START MATERIAL SUPPLIED
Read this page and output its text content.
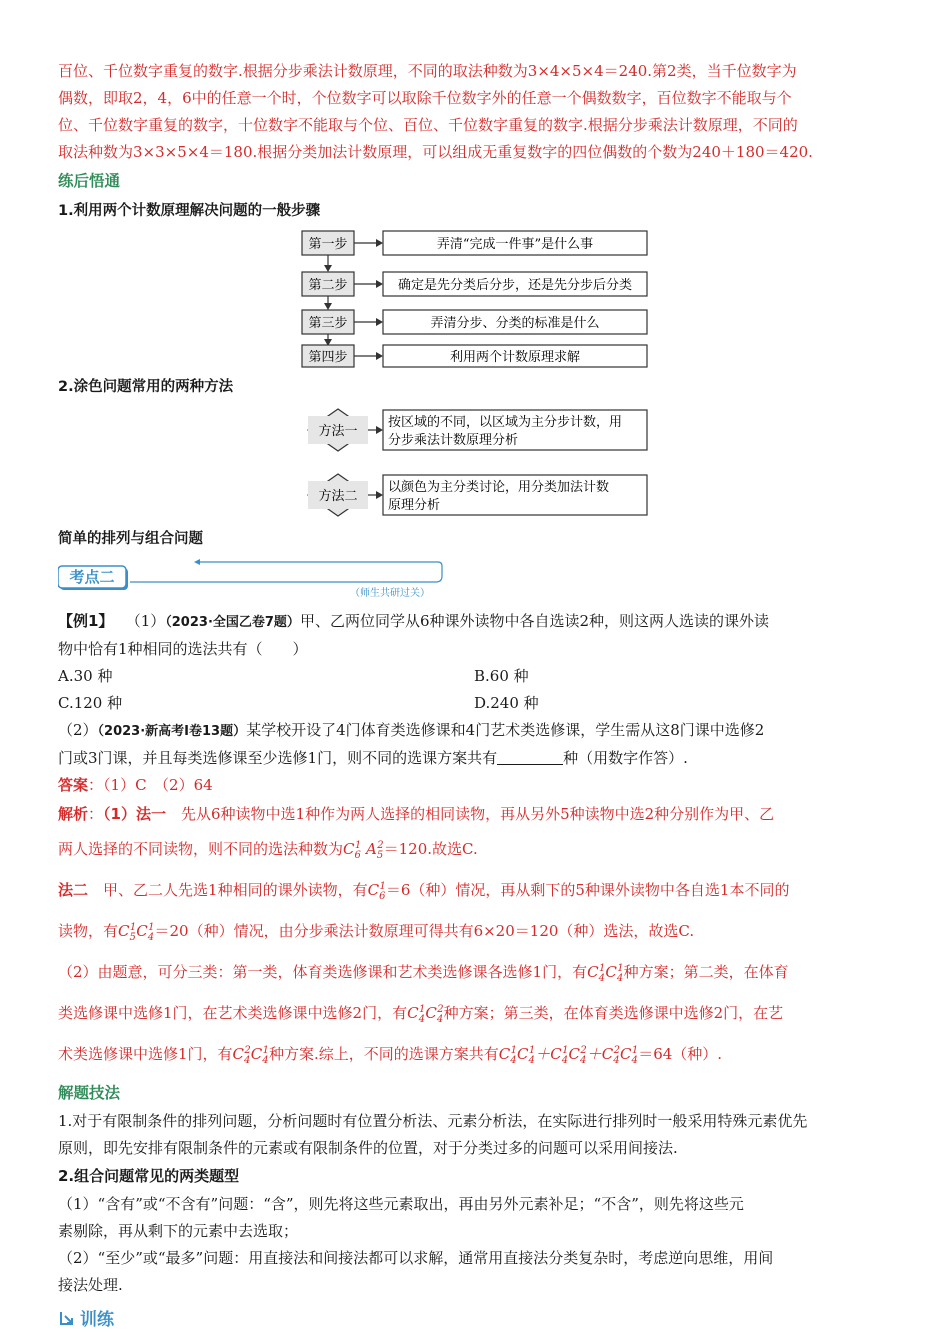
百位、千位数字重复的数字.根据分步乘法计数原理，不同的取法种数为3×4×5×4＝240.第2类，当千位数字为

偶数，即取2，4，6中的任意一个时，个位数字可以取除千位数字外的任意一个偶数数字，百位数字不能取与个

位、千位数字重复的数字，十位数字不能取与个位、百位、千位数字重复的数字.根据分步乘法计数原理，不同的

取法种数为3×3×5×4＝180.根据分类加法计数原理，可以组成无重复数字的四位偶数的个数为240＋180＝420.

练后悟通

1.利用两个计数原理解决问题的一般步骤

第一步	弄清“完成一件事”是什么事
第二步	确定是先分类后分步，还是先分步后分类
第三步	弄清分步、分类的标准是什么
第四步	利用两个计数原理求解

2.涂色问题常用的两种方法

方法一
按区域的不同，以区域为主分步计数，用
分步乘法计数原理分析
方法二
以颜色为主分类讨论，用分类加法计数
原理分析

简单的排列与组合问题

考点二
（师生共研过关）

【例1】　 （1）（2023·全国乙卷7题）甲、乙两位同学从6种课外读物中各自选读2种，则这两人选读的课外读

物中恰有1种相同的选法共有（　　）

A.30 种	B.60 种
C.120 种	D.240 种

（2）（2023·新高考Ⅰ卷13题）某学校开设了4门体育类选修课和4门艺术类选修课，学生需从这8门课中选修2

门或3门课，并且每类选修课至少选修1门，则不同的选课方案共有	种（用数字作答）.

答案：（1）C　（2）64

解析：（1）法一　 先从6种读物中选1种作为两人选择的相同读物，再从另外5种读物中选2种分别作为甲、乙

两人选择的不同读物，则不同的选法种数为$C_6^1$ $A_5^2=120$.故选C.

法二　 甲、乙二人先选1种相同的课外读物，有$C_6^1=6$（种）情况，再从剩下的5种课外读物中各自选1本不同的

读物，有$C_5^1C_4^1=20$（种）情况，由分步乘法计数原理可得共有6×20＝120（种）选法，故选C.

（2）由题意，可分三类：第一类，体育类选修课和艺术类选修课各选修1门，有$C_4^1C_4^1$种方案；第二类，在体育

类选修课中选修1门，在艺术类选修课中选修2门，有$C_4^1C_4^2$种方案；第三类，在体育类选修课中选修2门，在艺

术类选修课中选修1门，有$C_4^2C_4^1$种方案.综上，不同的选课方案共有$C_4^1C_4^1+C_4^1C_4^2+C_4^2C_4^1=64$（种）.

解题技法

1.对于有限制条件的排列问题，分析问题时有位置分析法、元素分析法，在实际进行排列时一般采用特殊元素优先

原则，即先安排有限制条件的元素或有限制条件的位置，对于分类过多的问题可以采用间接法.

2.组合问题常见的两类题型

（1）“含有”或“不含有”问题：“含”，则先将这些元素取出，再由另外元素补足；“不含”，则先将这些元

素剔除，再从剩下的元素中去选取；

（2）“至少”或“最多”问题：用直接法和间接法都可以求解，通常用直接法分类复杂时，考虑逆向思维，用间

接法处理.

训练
END MATERIAL SUPPLIED
START MATERIAL SUPPLIED
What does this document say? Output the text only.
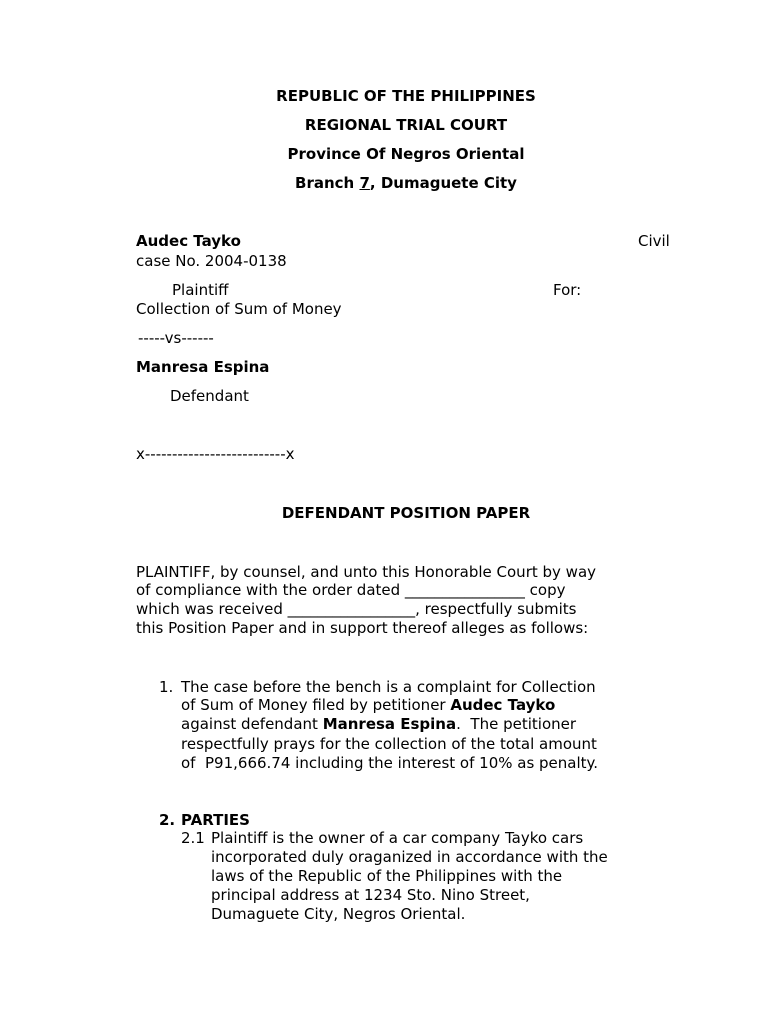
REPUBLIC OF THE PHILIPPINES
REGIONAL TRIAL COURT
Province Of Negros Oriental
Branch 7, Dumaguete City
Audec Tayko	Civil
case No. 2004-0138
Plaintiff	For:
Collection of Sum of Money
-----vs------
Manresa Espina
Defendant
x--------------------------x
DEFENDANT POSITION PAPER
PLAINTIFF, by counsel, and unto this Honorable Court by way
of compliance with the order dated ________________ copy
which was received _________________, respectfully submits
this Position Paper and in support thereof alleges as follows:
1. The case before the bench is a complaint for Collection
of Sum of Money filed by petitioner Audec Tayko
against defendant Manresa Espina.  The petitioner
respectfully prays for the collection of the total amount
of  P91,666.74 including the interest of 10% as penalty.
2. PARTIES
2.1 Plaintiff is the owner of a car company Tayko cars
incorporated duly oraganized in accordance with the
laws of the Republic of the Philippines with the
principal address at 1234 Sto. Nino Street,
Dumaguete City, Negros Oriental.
END MATERIAL SUPPLIED
Sift the material for lines with the string "case". Copy each one found.

case No. 2004-0138
1. The case before the bench is a complaint for Collection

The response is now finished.